[Dataset items]

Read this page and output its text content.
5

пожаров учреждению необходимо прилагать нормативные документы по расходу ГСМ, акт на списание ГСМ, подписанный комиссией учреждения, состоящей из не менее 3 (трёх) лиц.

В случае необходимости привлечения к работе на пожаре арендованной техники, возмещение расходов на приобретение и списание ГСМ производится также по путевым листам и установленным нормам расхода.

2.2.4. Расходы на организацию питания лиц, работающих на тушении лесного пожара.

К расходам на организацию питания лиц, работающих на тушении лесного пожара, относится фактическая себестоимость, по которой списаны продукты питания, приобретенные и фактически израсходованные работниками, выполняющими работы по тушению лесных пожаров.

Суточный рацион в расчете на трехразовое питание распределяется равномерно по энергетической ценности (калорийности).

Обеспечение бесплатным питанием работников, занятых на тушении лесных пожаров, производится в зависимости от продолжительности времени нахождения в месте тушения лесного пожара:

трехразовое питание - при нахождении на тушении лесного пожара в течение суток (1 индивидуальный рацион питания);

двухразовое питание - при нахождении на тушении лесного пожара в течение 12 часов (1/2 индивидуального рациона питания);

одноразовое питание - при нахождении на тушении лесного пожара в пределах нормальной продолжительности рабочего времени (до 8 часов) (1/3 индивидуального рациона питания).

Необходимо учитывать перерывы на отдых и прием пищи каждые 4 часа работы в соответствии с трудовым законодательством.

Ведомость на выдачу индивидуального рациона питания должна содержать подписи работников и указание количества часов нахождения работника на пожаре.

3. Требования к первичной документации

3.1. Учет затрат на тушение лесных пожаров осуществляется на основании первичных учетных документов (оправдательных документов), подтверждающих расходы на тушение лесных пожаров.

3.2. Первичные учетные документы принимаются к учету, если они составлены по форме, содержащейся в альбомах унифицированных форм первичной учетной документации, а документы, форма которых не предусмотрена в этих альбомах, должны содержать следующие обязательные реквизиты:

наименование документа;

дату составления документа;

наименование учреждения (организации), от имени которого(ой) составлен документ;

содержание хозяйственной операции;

Objective
Take the data above and return it exactly.

Exercise response
Read this page and output its text content.
5

пожаров учреждению необходимо прилагать нормативные документы по расходу ГСМ, акт на списание ГСМ, подписанный комиссией учреждения, состоящей из не менее 3 (трёх) лиц.

В случае необходимости привлечения к работе на пожаре арендованной техники, возмещение расходов на приобретение и списание ГСМ производится также по путевым листам и установленным нормам расхода.

2.2.4. Расходы на организацию питания лиц, работающих на тушении лесного пожара.

К расходам на организацию питания лиц, работающих на тушении лесного пожара, относится фактическая себестоимость, по которой списаны продукты питания, приобретенные и фактически израсходованные работниками, выполняющими работы по тушению лесных пожаров.

Суточный рацион в расчете на трехразовое питание распределяется равномерно по энергетической ценности (калорийности).

Обеспечение бесплатным питанием работников, занятых на тушении лесных пожаров, производится в зависимости от продолжительности времени нахождения в месте тушения лесного пожара:

трехразовое питание - при нахождении на тушении лесного пожара в течение суток (1 индивидуальный рацион питания);

двухразовое питание - при нахождении на тушении лесного пожара в течение 12 часов (1/2 индивидуального рациона питания);

одноразовое питание - при нахождении на тушении лесного пожара в пределах нормальной продолжительности рабочего времени (до 8 часов) (1/3 индивидуального рациона питания).

Необходимо учитывать перерывы на отдых и прием пищи каждые 4 часа работы в соответствии с трудовым законодательством.

Ведомость на выдачу индивидуального рациона питания должна содержать подписи работников и указание количества часов нахождения работника на пожаре.

3. Требования к первичной документации

3.1. Учет затрат на тушение лесных пожаров осуществляется на основании первичных учетных документов (оправдательных документов), подтверждающих расходы на тушение лесных пожаров.

3.2. Первичные учетные документы принимаются к учету, если они составлены по форме, содержащейся в альбомах унифицированных форм первичной учетной документации, а документы, форма которых не предусмотрена в этих альбомах, должны содержать следующие обязательные реквизиты:

наименование документа;

дату составления документа;

наименование учреждения (организации), от имени которого(ой) составлен документ;

содержание хозяйственной операции;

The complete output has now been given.